[[ Passage provided, beginning ]]
By: Michael Feldman
For all the supercomputing trends revealed on recent TOP500 lists, the most worrisome is the decline in performance growth that has taken place over the over the last several years – worrisome not only because performance is the lifeblood of the HPC industry, but also because there is no definitive cause of the slowdown.
TOP500 aggregate performance (blue), top system performance (red), and last system performance (orange). Credit Erich Strohmaier
That said, there are a few smoking guns worth considering. An obvious one is Moore’s Law, or rather the purported slowing of Moore’s Law. Performance increases in supercomputer hardware relies on a combination of getting access to more powerful computer chips and putting more of them into a system. The latter explains why aggregate performance on the TOP500 list historically grew somewhat faster than the rate of Moore’s Law.
But this no longer appears to be the case. Since 2013 or thereabouts, the annual aggregate performance increase on the TOP500 list has fallen not just below its historical rate of growth, but the Moore’s Law rate as well. As you can see from the chart below, performance growth has had its ups and downs over the years, but the recent dip appears to indicate a new trend.
TOP500 rate of performance increase. Credit Erich Strohmaier
So if Moore’s Law is slowing, why don’t users just order bigger system with more servers? Well they are – system core counts are certainly rising – but there are a number of disincentives to simply throwing more servers at the problem. A major limitation is power.
And although power data on the list is sketchier than performance data, there is a clear trend toward increased energy usage. For example, over the last 10 years, the supercomputer with the largest power draw increased from around 2.0 KW in 2007 (ASC Purple) to more than 17.8 KW in 2017 (Tianhe-2). In fact, three of the largest systems today use more than 10 KW. The systems in middle of the list appear to be sucking more energy as well, although the increase is not so pronounced as it is for the biggest systems.
[[ Passage provided, end ]]
[[ Supplied material, beginning ]]
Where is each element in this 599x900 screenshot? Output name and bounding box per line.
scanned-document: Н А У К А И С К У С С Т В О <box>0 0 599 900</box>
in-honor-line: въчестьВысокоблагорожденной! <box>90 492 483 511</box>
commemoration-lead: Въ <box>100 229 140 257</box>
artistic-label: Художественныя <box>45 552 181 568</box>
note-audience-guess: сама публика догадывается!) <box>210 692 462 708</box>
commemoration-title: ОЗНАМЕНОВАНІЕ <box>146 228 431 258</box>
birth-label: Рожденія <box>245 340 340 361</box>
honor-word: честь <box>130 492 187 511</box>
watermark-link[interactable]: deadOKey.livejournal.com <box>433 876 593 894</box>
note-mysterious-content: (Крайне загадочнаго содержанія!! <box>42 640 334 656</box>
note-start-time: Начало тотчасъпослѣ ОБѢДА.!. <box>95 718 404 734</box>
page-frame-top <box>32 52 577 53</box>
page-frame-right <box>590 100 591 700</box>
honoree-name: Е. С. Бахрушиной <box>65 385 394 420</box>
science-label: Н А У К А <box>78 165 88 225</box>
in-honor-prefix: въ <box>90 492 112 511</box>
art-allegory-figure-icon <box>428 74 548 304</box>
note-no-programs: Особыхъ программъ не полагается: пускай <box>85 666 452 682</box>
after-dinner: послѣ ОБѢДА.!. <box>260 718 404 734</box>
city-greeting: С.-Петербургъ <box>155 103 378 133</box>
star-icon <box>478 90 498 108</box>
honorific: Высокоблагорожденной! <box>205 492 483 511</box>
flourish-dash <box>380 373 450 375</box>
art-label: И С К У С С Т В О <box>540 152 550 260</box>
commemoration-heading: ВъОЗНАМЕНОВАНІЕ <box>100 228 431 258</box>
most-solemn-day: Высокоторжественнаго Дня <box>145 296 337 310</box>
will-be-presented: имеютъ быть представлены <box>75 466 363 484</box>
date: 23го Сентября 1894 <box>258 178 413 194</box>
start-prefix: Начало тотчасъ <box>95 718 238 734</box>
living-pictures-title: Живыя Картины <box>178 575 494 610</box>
[[ Supplied material, end ]]
▶ _Tasks and exercises_:
#1 In the supercomputer performance article, shorten the paragraph that begins "That said, there are a few smoking guns" and keep its main facts.
#2 Pick up the supercomputer performance article after its last sentence and write the next part.
The listing comes from a separate source and is not part of the supercomputer performance article.

▶ _Task-by-task outputs_:
#1 One possible cause of the slowdown is a slowing of Moore's Law. Supercomputer performance grows through more powerful chips and through packing more chips into each system. The second factor is why total TOP500 performance used to grow a bit faster than Moore's Law.

#2
There’s nothing inherently wrong with building supercomputers that chew through tens of megawatts of electricity. But given the cost of power, there just won’t be very many of them. The nominal goal of building the first exascale supercomputers in the 20 to 30 MW range ensures there will be only a handful of such machines in the world.
The problem with using additional electricity is not just that it costs more, and thus there is less money to spend on buying more hardware, but once you grow beyond the power budget of your datacenter, you’re stuck. At that point, you either have to build a bigger facility, wait until the hardware becomes more energy efficiency, or burst some of your workload to the cloud. All of those scenarios lead to the slower performance growth we see on the TOP500.
It also leads to reduced system turnover, which is another recent trend that appears to have clearly established itself. Looking at the chart below, the time an average system spends on list has tripled since 2008, and is about double the historical average. It’s almost certain that this means users are hanging on to their existing systems for longer periods of times.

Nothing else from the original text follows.